TASK BRIEF: Gather all lines containing the string "быть" and copy them out.

DATA SHOWN:
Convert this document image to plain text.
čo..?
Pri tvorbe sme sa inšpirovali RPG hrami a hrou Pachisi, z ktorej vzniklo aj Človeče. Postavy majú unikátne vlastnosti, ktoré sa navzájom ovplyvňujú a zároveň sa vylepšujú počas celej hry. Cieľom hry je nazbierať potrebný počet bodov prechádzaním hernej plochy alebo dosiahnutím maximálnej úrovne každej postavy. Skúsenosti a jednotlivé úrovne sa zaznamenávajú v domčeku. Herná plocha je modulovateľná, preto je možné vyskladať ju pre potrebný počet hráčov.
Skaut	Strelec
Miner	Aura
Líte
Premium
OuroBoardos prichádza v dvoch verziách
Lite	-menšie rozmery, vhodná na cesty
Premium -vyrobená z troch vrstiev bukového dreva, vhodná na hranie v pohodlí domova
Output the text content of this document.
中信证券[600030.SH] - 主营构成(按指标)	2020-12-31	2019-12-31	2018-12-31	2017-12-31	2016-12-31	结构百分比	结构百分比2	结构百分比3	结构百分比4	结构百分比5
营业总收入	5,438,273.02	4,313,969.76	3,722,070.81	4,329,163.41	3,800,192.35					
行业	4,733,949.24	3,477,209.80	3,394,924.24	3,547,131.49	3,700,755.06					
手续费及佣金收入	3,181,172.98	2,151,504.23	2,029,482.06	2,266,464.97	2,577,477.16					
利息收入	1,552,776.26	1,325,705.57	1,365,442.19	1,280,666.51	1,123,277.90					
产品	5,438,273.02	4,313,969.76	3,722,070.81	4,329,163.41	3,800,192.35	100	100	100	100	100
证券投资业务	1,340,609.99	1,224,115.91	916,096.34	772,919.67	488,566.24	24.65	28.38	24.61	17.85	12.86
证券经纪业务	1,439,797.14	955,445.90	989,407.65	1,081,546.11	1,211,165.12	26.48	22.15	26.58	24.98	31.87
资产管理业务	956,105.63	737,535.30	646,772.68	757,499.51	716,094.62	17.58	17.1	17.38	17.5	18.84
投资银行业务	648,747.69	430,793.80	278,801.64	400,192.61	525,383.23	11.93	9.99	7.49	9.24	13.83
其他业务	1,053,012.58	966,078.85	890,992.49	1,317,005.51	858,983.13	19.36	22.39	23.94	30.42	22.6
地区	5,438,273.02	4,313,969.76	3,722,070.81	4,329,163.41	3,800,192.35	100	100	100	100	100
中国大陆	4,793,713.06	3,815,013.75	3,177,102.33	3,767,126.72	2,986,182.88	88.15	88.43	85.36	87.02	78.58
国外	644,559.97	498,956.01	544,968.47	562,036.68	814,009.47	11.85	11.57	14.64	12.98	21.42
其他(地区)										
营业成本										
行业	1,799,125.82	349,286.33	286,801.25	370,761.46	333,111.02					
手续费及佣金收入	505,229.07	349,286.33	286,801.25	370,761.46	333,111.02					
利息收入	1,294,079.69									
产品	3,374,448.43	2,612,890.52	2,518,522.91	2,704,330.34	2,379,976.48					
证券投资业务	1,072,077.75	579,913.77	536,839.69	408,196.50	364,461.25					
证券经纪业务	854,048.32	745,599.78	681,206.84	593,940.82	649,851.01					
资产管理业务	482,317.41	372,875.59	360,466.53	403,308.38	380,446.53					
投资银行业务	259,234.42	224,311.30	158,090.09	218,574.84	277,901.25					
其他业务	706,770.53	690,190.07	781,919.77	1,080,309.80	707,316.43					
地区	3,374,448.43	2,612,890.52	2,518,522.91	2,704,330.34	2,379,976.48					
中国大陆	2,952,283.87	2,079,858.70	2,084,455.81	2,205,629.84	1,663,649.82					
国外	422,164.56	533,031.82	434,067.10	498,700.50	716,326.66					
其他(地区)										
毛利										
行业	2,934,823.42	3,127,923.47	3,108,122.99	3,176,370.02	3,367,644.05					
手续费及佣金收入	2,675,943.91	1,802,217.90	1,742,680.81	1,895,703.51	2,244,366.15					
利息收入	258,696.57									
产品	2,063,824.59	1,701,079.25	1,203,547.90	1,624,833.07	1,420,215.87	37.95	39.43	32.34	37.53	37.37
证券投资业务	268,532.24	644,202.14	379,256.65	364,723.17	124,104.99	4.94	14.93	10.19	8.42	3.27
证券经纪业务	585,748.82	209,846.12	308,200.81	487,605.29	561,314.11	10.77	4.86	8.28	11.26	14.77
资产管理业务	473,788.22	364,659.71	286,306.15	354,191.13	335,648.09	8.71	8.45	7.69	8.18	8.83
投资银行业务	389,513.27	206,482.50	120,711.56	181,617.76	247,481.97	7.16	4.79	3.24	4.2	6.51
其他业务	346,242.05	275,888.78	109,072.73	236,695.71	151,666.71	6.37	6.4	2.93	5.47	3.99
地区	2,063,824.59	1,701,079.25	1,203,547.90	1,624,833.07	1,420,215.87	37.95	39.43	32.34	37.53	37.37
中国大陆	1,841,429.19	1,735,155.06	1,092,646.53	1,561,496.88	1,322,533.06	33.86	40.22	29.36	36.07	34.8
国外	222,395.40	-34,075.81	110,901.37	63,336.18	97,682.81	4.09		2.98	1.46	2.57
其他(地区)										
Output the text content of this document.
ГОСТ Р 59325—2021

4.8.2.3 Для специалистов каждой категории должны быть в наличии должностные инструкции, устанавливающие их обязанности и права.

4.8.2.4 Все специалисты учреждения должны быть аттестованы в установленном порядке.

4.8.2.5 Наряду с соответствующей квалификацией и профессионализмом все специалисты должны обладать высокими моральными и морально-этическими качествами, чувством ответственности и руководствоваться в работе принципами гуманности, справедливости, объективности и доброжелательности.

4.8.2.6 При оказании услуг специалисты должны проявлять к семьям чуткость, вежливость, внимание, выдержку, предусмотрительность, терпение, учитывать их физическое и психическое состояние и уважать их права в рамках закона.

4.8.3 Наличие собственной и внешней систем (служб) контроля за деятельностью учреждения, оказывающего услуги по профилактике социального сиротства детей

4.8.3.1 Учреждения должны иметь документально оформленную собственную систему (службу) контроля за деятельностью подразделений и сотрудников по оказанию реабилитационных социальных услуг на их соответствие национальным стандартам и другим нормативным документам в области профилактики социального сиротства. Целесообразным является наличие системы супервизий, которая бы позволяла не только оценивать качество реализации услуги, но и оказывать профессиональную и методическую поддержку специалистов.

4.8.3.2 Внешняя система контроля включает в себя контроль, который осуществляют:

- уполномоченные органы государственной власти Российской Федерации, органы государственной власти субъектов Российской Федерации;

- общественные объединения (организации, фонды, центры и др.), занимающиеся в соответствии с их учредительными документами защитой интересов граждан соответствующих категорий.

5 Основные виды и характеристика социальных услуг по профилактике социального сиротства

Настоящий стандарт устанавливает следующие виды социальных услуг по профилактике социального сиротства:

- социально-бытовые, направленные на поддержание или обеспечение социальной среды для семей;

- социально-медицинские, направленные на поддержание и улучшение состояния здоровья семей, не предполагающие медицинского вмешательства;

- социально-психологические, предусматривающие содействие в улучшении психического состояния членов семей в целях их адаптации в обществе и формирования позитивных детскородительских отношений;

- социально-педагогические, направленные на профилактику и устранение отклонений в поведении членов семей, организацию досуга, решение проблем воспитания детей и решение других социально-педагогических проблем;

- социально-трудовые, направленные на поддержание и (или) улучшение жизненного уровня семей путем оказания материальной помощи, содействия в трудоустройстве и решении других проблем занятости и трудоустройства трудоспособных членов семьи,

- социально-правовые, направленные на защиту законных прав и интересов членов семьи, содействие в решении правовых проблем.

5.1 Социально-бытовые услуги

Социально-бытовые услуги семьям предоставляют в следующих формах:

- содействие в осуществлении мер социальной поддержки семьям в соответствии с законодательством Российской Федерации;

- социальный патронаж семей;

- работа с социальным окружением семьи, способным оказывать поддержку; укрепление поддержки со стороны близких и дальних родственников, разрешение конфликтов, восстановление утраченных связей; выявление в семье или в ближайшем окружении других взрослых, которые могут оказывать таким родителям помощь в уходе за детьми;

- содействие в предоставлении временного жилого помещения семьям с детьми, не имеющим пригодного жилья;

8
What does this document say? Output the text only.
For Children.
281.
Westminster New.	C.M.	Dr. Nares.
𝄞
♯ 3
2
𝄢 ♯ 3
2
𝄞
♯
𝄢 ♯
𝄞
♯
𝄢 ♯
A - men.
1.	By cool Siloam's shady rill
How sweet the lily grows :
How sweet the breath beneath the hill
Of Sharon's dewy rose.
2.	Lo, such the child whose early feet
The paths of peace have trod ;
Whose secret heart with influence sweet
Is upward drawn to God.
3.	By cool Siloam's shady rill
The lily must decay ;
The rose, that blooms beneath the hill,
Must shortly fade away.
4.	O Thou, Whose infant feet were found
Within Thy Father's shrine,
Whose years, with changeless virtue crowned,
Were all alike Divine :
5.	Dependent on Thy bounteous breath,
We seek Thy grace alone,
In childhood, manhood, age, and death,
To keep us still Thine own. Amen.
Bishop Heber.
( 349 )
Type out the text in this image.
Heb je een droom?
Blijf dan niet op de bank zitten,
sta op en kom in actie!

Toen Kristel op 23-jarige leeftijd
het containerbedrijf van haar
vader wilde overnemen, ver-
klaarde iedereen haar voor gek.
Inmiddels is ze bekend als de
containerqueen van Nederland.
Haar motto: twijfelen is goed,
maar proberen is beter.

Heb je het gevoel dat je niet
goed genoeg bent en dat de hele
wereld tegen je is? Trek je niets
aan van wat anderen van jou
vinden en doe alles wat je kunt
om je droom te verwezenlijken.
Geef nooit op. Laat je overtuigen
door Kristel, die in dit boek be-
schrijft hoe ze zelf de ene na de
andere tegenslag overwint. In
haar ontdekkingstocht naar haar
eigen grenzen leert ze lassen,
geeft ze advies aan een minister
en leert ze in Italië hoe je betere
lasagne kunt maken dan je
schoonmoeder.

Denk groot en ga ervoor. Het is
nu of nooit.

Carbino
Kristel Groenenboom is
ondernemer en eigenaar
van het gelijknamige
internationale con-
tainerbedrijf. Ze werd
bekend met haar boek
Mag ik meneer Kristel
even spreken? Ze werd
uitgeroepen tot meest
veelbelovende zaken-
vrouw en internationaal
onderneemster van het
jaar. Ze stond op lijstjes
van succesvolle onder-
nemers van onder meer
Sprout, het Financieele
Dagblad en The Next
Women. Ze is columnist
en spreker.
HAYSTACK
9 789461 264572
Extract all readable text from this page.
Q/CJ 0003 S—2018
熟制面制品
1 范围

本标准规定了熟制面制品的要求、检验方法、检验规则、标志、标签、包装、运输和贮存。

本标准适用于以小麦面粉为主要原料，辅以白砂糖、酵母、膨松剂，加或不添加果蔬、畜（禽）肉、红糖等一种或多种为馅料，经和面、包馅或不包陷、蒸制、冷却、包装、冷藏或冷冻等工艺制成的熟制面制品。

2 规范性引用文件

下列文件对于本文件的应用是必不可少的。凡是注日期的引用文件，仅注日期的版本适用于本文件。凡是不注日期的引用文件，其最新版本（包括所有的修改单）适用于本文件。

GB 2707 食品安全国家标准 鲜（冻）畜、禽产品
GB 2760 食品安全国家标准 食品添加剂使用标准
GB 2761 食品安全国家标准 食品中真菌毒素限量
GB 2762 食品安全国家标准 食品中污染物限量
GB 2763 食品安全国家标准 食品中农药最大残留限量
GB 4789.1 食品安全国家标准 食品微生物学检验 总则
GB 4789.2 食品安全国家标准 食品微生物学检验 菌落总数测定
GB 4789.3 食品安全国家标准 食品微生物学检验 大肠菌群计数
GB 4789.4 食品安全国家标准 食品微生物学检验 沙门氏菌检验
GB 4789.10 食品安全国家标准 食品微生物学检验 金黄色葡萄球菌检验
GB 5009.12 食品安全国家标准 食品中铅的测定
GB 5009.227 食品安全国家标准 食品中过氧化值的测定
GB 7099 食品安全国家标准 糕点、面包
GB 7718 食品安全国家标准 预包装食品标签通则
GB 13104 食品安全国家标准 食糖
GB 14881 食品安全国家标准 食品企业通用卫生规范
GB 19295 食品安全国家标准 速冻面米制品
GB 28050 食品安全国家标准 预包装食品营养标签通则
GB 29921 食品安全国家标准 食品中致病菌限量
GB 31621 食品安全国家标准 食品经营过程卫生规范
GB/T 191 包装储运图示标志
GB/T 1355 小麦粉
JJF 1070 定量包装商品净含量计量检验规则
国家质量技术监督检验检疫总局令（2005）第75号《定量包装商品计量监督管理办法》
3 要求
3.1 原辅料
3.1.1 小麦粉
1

TASK RESPONSE:
4.8.2.3 Для специалистов каждой категории должны быть в наличии должностные инструкции, устанавливающие их обязанности и права.
4.8.2.4 Все специалисты учреждения должны быть аттестованы в установленном порядке.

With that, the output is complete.